**Task prompt**
The full set of entries below must be returned exactly as shown.

**Material for this exercise**
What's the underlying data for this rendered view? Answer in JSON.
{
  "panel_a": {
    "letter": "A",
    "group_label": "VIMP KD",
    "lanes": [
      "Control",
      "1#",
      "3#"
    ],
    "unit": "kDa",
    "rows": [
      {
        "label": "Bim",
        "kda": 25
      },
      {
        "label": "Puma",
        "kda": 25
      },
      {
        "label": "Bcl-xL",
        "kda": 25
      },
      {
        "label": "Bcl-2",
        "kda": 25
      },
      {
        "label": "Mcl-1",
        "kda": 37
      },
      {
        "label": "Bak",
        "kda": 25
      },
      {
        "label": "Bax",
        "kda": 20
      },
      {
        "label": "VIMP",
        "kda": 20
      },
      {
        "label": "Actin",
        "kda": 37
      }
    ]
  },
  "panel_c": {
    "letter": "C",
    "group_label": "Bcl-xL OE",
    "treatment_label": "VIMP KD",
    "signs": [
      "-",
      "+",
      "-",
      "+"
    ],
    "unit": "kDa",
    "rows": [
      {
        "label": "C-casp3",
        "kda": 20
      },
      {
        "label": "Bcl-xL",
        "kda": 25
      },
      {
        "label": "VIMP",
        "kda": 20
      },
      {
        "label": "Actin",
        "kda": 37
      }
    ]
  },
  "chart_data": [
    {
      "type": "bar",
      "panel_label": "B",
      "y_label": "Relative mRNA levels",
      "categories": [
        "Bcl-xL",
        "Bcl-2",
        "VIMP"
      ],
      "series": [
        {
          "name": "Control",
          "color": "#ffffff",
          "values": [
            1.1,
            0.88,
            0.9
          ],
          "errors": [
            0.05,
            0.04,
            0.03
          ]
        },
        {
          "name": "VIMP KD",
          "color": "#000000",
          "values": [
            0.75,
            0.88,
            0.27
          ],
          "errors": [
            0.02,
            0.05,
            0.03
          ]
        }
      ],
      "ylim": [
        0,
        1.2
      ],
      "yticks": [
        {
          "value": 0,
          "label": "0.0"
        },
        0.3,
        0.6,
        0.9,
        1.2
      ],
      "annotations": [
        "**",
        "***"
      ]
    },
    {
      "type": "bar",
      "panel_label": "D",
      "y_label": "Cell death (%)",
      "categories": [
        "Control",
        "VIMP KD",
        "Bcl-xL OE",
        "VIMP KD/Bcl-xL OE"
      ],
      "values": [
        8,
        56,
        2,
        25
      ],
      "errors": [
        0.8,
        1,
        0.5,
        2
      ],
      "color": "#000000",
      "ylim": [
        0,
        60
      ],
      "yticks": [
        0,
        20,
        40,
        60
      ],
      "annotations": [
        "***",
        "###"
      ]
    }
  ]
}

**Output of the task**
What's the underlying data for this rendered view? Answer in JSON.
{
  "panel_a": {
    "letter": "A",
    "group_label": "VIMP KD",
    "lanes": [
      "Control",
      "1#",
      "3#"
    ],
    "unit": "kDa",
    "rows": [
      {
        "label": "Bim",
        "kda": 25
      },
      {
        "label": "Puma",
        "kda": 25
      },
      {
        "label": "Bcl-xL",
        "kda": 25
      },
      {
        "label": "Bcl-2",
        "kda": 25
      },
      {
        "label": "Mcl-1",
        "kda": 37
      },
      {
        "label": "Bak",
        "kda": 25
      },
      {
        "label": "Bax",
        "kda": 20
      },
      {
        "label": "VIMP",
        "kda": 20
      },
      {
        "label": "Actin",
        "kda": 37
      }
    ]
  },
  "panel_c": {
    "letter": "C",
    "group_label": "Bcl-xL OE",
    "treatment_label": "VIMP KD",
    "signs": [
      "-",
      "+",
      "-",
      "+"
    ],
    "unit": "kDa",
    "rows": [
      {
        "label": "C-casp3",
        "kda": 20
      },
      {
        "label": "Bcl-xL",
        "kda": 25
      },
      {
        "label": "VIMP",
        "kda": 20
      },
      {
        "label": "Actin",
        "kda": 37
      }
    ]
  },
  "chart_data": [
    {
      "type": "bar",
      "panel_label": "B",
      "y_label": "Relative mRNA levels",
      "categories": [
        "Bcl-xL",
        "Bcl-2",
        "VIMP"
      ],
      "series": [
        {
          "name": "Control",
          "color": "#ffffff",
          "values": [
            1.1,
            0.88,
            0.9
          ],
          "errors": [
            0.05,
            0.04,
            0.03
          ]
        },
        {
          "name": "VIMP KD",
          "color": "#000000",
          "values": [
            0.75,
            0.88,
            0.27
          ],
          "errors": [
            0.02,
            0.05,
            0.03
          ]
        }
      ],
      "ylim": [
        0,
        1.2
      ],
      "yticks": [
        {
          "value": 0,
          "label": "0.0"
        },
        0.3,
        0.6,
        0.9,
        1.2
      ],
      "annotations": [
        "**",
        "***"
      ]
    },
    {
      "type": "bar",
      "panel_label": "D",
      "y_label": "Cell death (%)",
      "categories": [
        "Control",
        "VIMP KD",
        "Bcl-xL OE",
        "VIMP KD/Bcl-xL OE"
      ],
      "values": [
        8,
        56,
        2,
        25
      ],
      "errors": [
        0.8,
        1,
        0.5,
        2
      ],
      "color": "#000000",
      "ylim": [
        0,
        60
      ],
      "yticks": [
        0,
        20,
        40,
        60
      ],
      "annotations": [
        "***",
        "###"
      ]
    }
  ]
}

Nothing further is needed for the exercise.